**DATASET CONTENT:**
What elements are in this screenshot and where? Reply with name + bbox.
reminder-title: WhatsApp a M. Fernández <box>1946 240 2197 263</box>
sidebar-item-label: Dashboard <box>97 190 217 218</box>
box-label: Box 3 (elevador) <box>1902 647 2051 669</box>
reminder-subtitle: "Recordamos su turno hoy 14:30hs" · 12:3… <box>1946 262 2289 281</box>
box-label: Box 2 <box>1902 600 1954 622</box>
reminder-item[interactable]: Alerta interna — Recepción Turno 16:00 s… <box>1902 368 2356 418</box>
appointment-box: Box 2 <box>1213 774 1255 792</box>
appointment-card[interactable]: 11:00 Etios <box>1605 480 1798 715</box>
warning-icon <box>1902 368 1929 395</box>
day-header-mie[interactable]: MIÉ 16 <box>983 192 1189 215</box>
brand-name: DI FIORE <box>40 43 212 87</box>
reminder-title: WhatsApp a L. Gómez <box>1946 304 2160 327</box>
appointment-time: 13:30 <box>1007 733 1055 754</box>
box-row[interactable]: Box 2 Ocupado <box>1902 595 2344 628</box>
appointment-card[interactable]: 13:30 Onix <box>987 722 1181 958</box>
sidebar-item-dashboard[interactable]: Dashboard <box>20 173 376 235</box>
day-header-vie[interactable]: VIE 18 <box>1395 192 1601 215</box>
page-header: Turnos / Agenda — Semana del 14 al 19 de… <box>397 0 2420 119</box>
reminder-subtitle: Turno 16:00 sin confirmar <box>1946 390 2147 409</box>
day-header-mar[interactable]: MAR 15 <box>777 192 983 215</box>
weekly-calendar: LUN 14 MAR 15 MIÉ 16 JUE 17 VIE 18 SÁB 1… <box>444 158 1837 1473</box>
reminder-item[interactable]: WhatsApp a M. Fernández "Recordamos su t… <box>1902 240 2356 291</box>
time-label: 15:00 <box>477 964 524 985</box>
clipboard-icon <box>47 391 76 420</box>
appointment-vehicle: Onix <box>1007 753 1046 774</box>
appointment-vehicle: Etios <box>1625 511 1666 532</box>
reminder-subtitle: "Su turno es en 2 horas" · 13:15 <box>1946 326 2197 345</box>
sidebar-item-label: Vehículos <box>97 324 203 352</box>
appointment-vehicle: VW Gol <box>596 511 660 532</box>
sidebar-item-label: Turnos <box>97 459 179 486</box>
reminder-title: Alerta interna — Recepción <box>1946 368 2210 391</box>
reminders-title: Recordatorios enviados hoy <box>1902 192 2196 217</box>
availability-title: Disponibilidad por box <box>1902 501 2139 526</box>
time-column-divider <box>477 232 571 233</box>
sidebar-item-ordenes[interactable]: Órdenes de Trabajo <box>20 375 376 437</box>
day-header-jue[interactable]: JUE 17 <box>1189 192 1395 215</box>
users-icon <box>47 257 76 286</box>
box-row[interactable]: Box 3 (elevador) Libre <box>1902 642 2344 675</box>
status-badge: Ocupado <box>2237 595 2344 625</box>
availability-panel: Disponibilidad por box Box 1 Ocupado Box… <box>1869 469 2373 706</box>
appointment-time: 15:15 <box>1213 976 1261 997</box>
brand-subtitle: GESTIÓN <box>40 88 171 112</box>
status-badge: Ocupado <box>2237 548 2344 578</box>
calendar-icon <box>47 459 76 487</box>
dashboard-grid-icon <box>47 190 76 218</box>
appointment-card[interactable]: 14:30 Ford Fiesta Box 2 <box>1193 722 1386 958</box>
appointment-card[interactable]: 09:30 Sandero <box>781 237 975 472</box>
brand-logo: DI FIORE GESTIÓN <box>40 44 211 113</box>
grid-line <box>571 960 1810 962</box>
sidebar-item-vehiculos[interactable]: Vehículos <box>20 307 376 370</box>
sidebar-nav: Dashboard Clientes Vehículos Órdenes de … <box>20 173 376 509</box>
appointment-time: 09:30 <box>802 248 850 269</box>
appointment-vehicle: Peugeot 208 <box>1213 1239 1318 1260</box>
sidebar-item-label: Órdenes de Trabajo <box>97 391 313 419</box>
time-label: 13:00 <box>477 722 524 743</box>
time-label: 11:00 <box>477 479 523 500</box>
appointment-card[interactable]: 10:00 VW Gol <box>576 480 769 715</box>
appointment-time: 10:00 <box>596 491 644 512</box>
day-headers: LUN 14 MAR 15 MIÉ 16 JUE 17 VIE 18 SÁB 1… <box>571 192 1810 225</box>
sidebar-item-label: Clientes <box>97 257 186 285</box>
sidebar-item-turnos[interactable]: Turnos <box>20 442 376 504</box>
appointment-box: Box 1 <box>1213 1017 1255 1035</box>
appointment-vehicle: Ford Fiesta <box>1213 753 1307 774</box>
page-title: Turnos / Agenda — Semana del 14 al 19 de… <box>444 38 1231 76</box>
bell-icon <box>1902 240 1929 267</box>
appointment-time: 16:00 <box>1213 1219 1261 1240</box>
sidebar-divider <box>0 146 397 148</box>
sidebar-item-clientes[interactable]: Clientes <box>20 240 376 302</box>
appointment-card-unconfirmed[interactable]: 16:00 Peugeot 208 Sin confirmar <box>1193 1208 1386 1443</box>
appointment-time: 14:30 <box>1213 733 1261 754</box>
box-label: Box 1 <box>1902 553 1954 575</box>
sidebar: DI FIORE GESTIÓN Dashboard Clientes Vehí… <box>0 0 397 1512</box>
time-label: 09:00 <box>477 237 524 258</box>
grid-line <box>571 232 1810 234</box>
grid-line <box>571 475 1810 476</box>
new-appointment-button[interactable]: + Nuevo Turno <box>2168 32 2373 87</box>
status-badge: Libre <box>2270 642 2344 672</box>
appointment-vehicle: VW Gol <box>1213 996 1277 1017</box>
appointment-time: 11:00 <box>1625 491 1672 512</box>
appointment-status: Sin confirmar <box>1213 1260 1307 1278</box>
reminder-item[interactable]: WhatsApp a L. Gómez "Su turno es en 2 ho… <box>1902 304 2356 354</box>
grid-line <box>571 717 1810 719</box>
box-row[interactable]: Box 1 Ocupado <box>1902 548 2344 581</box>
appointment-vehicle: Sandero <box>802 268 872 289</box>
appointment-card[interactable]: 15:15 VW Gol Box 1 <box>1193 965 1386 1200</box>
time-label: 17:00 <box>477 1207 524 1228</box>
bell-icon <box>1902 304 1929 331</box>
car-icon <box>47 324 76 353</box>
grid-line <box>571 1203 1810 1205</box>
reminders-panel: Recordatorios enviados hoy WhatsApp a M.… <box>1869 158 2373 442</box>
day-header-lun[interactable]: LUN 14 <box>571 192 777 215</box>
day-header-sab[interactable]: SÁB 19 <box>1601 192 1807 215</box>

**SET EXERCISE:** Please rewrite all of the lines above as a numbered list, leaving out any blank lines.

**WRITTEN SOLUTION:**
1. What elements are in this screenshot and where? Reply with name + bbox.
2. reminder-title: WhatsApp a M. Fernández <box>1946 240 2197 263</box>
3. sidebar-item-label: Dashboard <box>97 190 217 218</box>
4. box-label: Box 3 (elevador) <box>1902 647 2051 669</box>
5. reminder-subtitle: "Recordamos su turno hoy 14:30hs" · 12:3… <box>1946 262 2289 281</box>
6. box-label: Box 2 <box>1902 600 1954 622</box>
7. reminder-item[interactable]: Alerta interna — Recepción Turno 16:00 s… <box>1902 368 2356 418</box>
8. appointment-box: Box 2 <box>1213 774 1255 792</box>
9. appointment-card[interactable]: 11:00 Etios <box>1605 480 1798 715</box>
10. warning-icon <box>1902 368 1929 395</box>
11. day-header-mie[interactable]: MIÉ 16 <box>983 192 1189 215</box>
12. brand-name: DI FIORE <box>40 43 212 87</box>
13. reminder-title: WhatsApp a L. Gómez <box>1946 304 2160 327</box>
14. appointment-time: 13:30 <box>1007 733 1055 754</box>
15. box-row[interactable]: Box 2 Ocupado <box>1902 595 2344 628</box>
16. appointment-card[interactable]: 13:30 Onix <box>987 722 1181 958</box>
17. sidebar-item-dashboard[interactable]: Dashboard <box>20 173 376 235</box>
18. day-header-vie[interactable]: VIE 18 <box>1395 192 1601 215</box>
19. page-header: Turnos / Agenda — Semana del 14 al 19 de… <box>397 0 2420 119</box>
20. reminder-subtitle: Turno 16:00 sin confirmar <box>1946 390 2147 409</box>
21. day-header-mar[interactable]: MAR 15 <box>777 192 983 215</box>
22. weekly-calendar: LUN 14 MAR 15 MIÉ 16 JUE 17 VIE 18 SÁB 1… <box>444 158 1837 1473</box>
23. reminder-item[interactable]: WhatsApp a M. Fernández "Recordamos su t… <box>1902 240 2356 291</box>
24. time-label: 15:00 <box>477 964 524 985</box>
25. clipboard-icon <box>47 391 76 420</box>
26. appointment-vehicle: Onix <box>1007 753 1046 774</box>
27. appointment-vehicle: Etios <box>1625 511 1666 532</box>
28. reminder-subtitle: "Su turno es en 2 horas" · 13:15 <box>1946 326 2197 345</box>
29. sidebar-item-label: Vehículos <box>97 324 203 352</box>
30. appointment-vehicle: VW Gol <box>596 511 660 532</box>
31. sidebar-item-label: Turnos <box>97 459 179 486</box>
32. reminder-title: Alerta interna — Recepción <box>1946 368 2210 391</box>
33. reminders-title: Recordatorios enviados hoy <box>1902 192 2196 217</box>
34. availability-title: Disponibilidad por box <box>1902 501 2139 526</box>
35. time-column-divider <box>477 232 571 233</box>
36. sidebar-item-ordenes[interactable]: Órdenes de Trabajo <box>20 375 376 437</box>
37. day-header-jue[interactable]: JUE 17 <box>1189 192 1395 215</box>
38. users-icon <box>47 257 76 286</box>
39. box-row[interactable]: Box 3 (elevador) Libre <box>1902 642 2344 675</box>
40. status-badge: Ocupado <box>2237 595 2344 625</box>
41. availability-panel: Disponibilidad por box Box 1 Ocupado Box… <box>1869 469 2373 706</box>
42. appointment-time: 15:15 <box>1213 976 1261 997</box>
43. brand-subtitle: GESTIÓN <box>40 88 171 112</box>
44. status-badge: Ocupado <box>2237 548 2344 578</box>
45. calendar-icon <box>47 459 76 487</box>
46. dashboard-grid-icon <box>47 190 76 218</box>
47. appointment-card[interactable]: 14:30 Ford Fiesta Box 2 <box>1193 722 1386 958</box>
48. appointment-card[interactable]: 09:30 Sandero <box>781 237 975 472</box>
49. brand-logo: DI FIORE GESTIÓN <box>40 44 211 113</box>
50. grid-line <box>571 960 1810 962</box>
51. sidebar-item-vehiculos[interactable]: Vehículos <box>20 307 376 370</box>
52. sidebar-nav: Dashboard Clientes Vehículos Órdenes de … <box>20 173 376 509</box>
53. appointment-time: 09:30 <box>802 248 850 269</box>
54. appointment-vehicle: Peugeot 208 <box>1213 1239 1318 1260</box>
55. sidebar-item-label: Órdenes de Trabajo <box>97 391 313 419</box>
56. time-label: 13:00 <box>477 722 524 743</box>
57. time-label: 11:00 <box>477 479 523 500</box>
58. appointment-card[interactable]: 10:00 VW Gol <box>576 480 769 715</box>
59. appointment-time: 10:00 <box>596 491 644 512</box>
60. day-headers: LUN 14 MAR 15 MIÉ 16 JUE 17 VIE 18 SÁB 1… <box>571 192 1810 225</box>
61. sidebar-item-label: Clientes <box>97 257 186 285</box>
62. sidebar-item-turnos[interactable]: Turnos <box>20 442 376 504</box>
63. appointment-box: Box 1 <box>1213 1017 1255 1035</box>
64. appointment-vehicle: Ford Fiesta <box>1213 753 1307 774</box>
65. page-title: Turnos / Agenda — Semana del 14 al 19 de… <box>444 38 1231 76</box>
66. bell-icon <box>1902 240 1929 267</box>
67. appointment-time: 16:00 <box>1213 1219 1261 1240</box>
68. sidebar-divider <box>0 146 397 148</box>
69. sidebar-item-clientes[interactable]: Clientes <box>20 240 376 302</box>
70. appointment-card-unconfirmed[interactable]: 16:00 Peugeot 208 Sin confirmar <box>1193 1208 1386 1443</box>
71. appointment-time: 14:30 <box>1213 733 1261 754</box>
72. box-label: Box 1 <box>1902 553 1954 575</box>
73. sidebar: DI FIORE GESTIÓN Dashboard Clientes Vehí… <box>0 0 397 1512</box>
74. time-label: 09:00 <box>477 237 524 258</box>
75. grid-line <box>571 232 1810 234</box>
76. grid-line <box>571 475 1810 476</box>
77. new-appointment-button[interactable]: + Nuevo Turno <box>2168 32 2373 87</box>
78. status-badge: Libre <box>2270 642 2344 672</box>
79. appointment-vehicle: VW Gol <box>1213 996 1277 1017</box>
80. appointment-time: 11:00 <box>1625 491 1672 512</box>
81. appointment-status: Sin confirmar <box>1213 1260 1307 1278</box>
82. reminder-item[interactable]: WhatsApp a L. Gómez "Su turno es en 2 ho… <box>1902 304 2356 354</box>
83. grid-line <box>571 717 1810 719</box>
84. box-row[interactable]: Box 1 Ocupado <box>1902 548 2344 581</box>
85. appointment-vehicle: Sandero <box>802 268 872 289</box>
86. appointment-card[interactable]: 15:15 VW Gol Box 1 <box>1193 965 1386 1200</box>
87. time-label: 17:00 <box>477 1207 524 1228</box>
88. bell-icon <box>1902 304 1929 331</box>
89. car-icon <box>47 324 76 353</box>
90. grid-line <box>571 1203 1810 1205</box>
91. reminders-panel: Recordatorios enviados hoy WhatsApp a M.… <box>1869 158 2373 442</box>
92. day-header-lun[interactable]: LUN 14 <box>571 192 777 215</box>
93. day-header-sab[interactable]: SÁB 19 <box>1601 192 1807 215</box>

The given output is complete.